Repeat the listing in full, preserving every character.

Dataset items
◆ ◆ ◆ ◆

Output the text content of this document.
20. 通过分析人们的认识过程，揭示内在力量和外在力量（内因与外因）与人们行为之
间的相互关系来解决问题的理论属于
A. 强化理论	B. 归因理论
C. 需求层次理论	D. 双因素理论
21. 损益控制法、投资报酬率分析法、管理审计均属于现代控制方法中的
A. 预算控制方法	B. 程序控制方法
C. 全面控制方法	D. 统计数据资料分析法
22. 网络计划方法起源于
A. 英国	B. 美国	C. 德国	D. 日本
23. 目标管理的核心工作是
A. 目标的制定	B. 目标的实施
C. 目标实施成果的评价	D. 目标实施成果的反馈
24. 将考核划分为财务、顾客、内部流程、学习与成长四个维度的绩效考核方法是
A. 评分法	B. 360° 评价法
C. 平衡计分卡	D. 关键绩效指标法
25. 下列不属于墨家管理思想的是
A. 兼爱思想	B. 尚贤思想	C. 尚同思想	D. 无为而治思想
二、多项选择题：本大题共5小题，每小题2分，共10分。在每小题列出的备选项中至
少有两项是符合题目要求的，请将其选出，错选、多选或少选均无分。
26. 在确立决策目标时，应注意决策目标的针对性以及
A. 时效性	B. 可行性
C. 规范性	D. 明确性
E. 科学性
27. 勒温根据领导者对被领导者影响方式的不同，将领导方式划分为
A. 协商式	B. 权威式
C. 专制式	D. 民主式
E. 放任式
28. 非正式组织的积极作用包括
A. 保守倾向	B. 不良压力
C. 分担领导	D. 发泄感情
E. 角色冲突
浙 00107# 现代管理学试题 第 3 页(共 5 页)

◆ ◆ ◆ ◆

### [FULL OUTPUT]
Output the text content of this document.
20. 通过分析人们的认识过程，揭示内在力量和外在力量（内因与外因）与人们行为之
间的相互关系来解决问题的理论属于
A. 强化理论	B. 归因理论
C. 需求层次理论	D. 双因素理论
21. 损益控制法、投资报酬率分析法、管理审计均属于现代控制方法中的
A. 预算控制方法	B. 程序控制方法
C. 全面控制方法	D. 统计数据资料分析法
22. 网络计划方法起源于
A. 英国	B. 美国	C. 德国	D. 日本
23. 目标管理的核心工作是
A. 目标的制定	B. 目标的实施
C. 目标实施成果的评价	D. 目标实施成果的反馈
24. 将考核划分为财务、顾客、内部流程、学习与成长四个维度的绩效考核方法是
A. 评分法	B. 360° 评价法
C. 平衡计分卡	D. 关键绩效指标法
25. 下列不属于墨家管理思想的是
A. 兼爱思想	B. 尚贤思想	C. 尚同思想	D. 无为而治思想
二、多项选择题：本大题共5小题，每小题2分，共10分。在每小题列出的备选项中至
少有两项是符合题目要求的，请将其选出，错选、多选或少选均无分。
26. 在确立决策目标时，应注意决策目标的针对性以及
A. 时效性	B. 可行性
C. 规范性	D. 明确性
E. 科学性
27. 勒温根据领导者对被领导者影响方式的不同，将领导方式划分为
A. 协商式	B. 权威式
C. 专制式	D. 民主式
E. 放任式
28. 非正式组织的积极作用包括
A. 保守倾向	B. 不良压力
C. 分担领导	D. 发泄感情
E. 角色冲突
浙 00107# 现代管理学试题 第 3 页(共 5 页)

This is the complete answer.